_WORK INSTRUCTIONS_: Tell me how many lines hold "obozu", please, using only the number.

(Dataset items)

------------------------------------------------------------

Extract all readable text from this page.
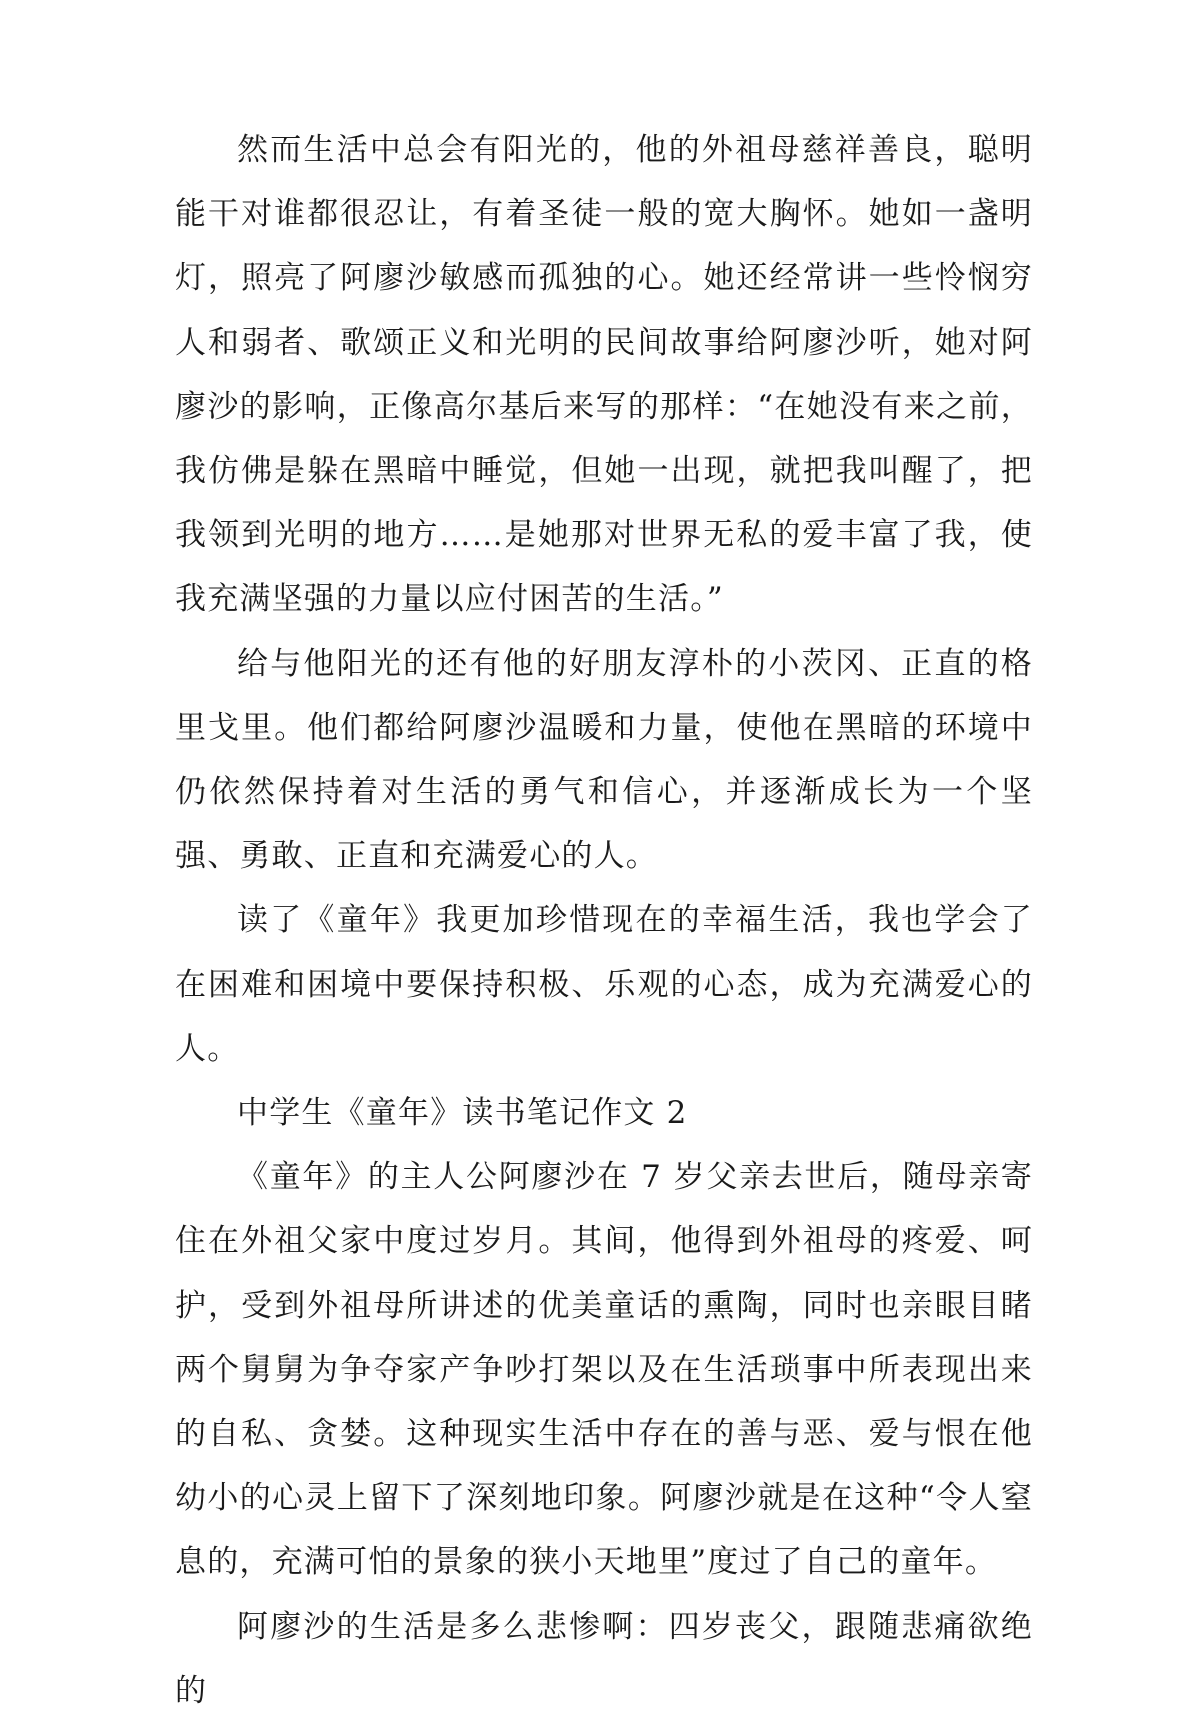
然而生活中总会有阳光的，他的外祖母慈祥善良，聪明能干对谁都很忍让，有着圣徒一般的宽大胸怀。她如一盏明灯，照亮了阿廖沙敏感而孤独的心。她还经常讲一些怜悯穷人和弱者、歌颂正义和光明的民间故事给阿廖沙听，她对阿廖沙的影响，正像高尔基后来写的那样：“在她没有来之前，我仿佛是躲在黑暗中睡觉，但她一出现，就把我叫醒了，把我领到光明的地方……是她那对世界无私的爱丰富了我，使我充满坚强的力量以应付困苦的生活。”

给与他阳光的还有他的好朋友淳朴的小茨冈、正直的格里戈里。他们都给阿廖沙温暖和力量，使他在黑暗的环境中仍依然保持着对生活的勇气和信心，并逐渐成长为一个坚强、勇敢、正直和充满爱心的人。

读了《童年》我更加珍惜现在的幸福生活，我也学会了在困难和困境中要保持积极、乐观的心态，成为充满爱心的人。

中学生《童年》读书笔记作文 2

《童年》的主人公阿廖沙在 7 岁父亲去世后，随母亲寄住在外祖父家中度过岁月。其间，他得到外祖母的疼爱、呵护，受到外祖母所讲述的优美童话的熏陶，同时也亲眼目睹两个舅舅为争夺家产争吵打架以及在生活琐事中所表现出来的自私、贪婪。这种现实生活中存在的善与恶、爱与恨在他幼小的心灵上留下了深刻地印象。阿廖沙就是在这种“令人窒息的，充满可怕的景象的狭小天地里”度过了自己的童年。

阿廖沙的生活是多么悲惨啊：四岁丧父，跟随悲痛欲绝的
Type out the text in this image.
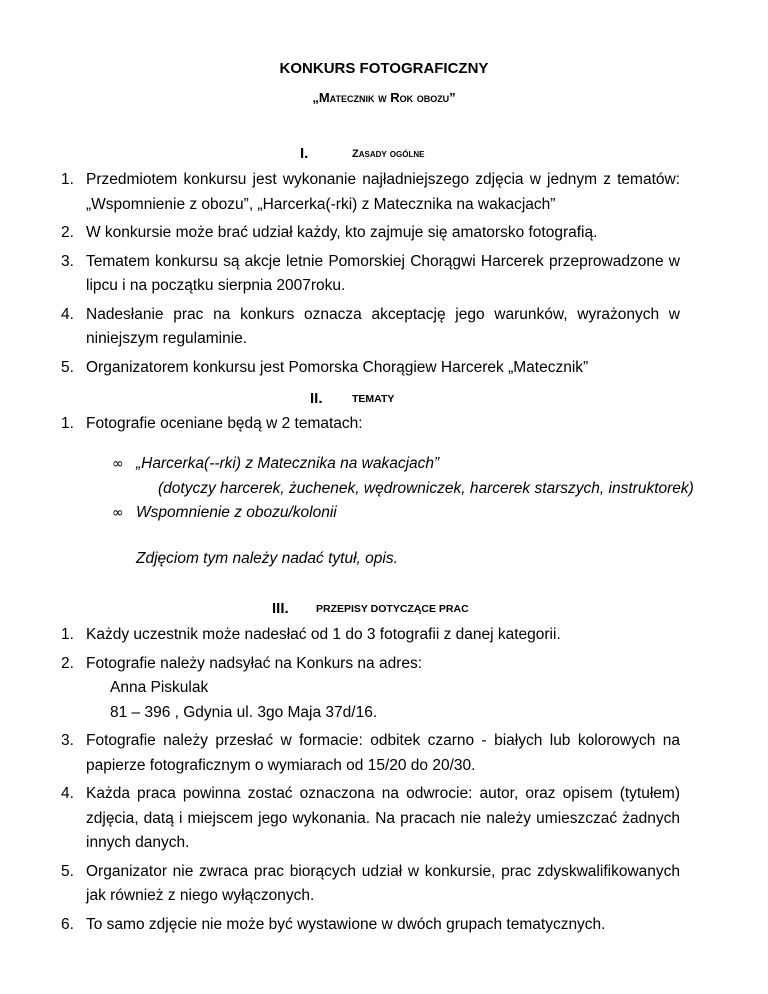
KONKURS FOTOGRAFICZNY
„Matecznik w Rok obozu”
I.	Zasady ogólne
1. Przedmiotem konkursu jest wykonanie najładniejszego zdjęcia w jednym z tematów: „Wspomnienie z obozu”, „Harcerka(-rki) z Matecznika na wakacjach”
2. W konkursie może brać udział każdy, kto zajmuje się amatorsko fotografią.
3. Tematem konkursu są akcje letnie Pomorskiej Chorągwi Harcerek przeprowadzone w lipcu i na początku sierpnia 2007roku.
4. Nadesłanie prac na konkurs oznacza akceptację jego warunków, wyrażonych w niniejszym regulaminie.
5. Organizatorem konkursu jest Pomorska Chorągiew Harcerek „Matecznik”
II.	TEMATY
1. Fotografie oceniane będą w 2 tematach:
∞ „Harcerka(--rki) z Matecznika na wakacjach”
(dotyczy harcerek, żuchenek, wędrowniczek, harcerek starszych, instruktorek)
∞ Wspomnienie z obozu/kolonii
Zdjęciom tym należy nadać tytuł, opis.
III.	PRZEPISY DOTYCZĄCE PRAC
1. Każdy uczestnik może nadesłać od 1 do 3 fotografii z danej kategorii.
2. Fotografie należy nadsyłać na Konkurs na adres:
Anna Piskulak
81 – 396 , Gdynia ul. 3go Maja 37d/16.
3. Fotografie należy przesłać w formacie: odbitek czarno - białych lub kolorowych na papierze fotograficznym o wymiarach od 15/20 do 20/30.
4. Każda praca powinna zostać oznaczona na odwrocie: autor, oraz opisem (tytułem) zdjęcia, datą i miejscem jego wykonania. Na pracach nie należy umieszczać żadnych innych danych.
5. Organizator nie zwraca prac biorących udział w konkursie, prac zdyskwalifikowanych jak również z niego wyłączonych.
6. To samo zdjęcie nie może być wystawione w dwóch grupach tematycznych.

------------------------------------------------------------

_RESULT FOR THIS EXERCISE_: 3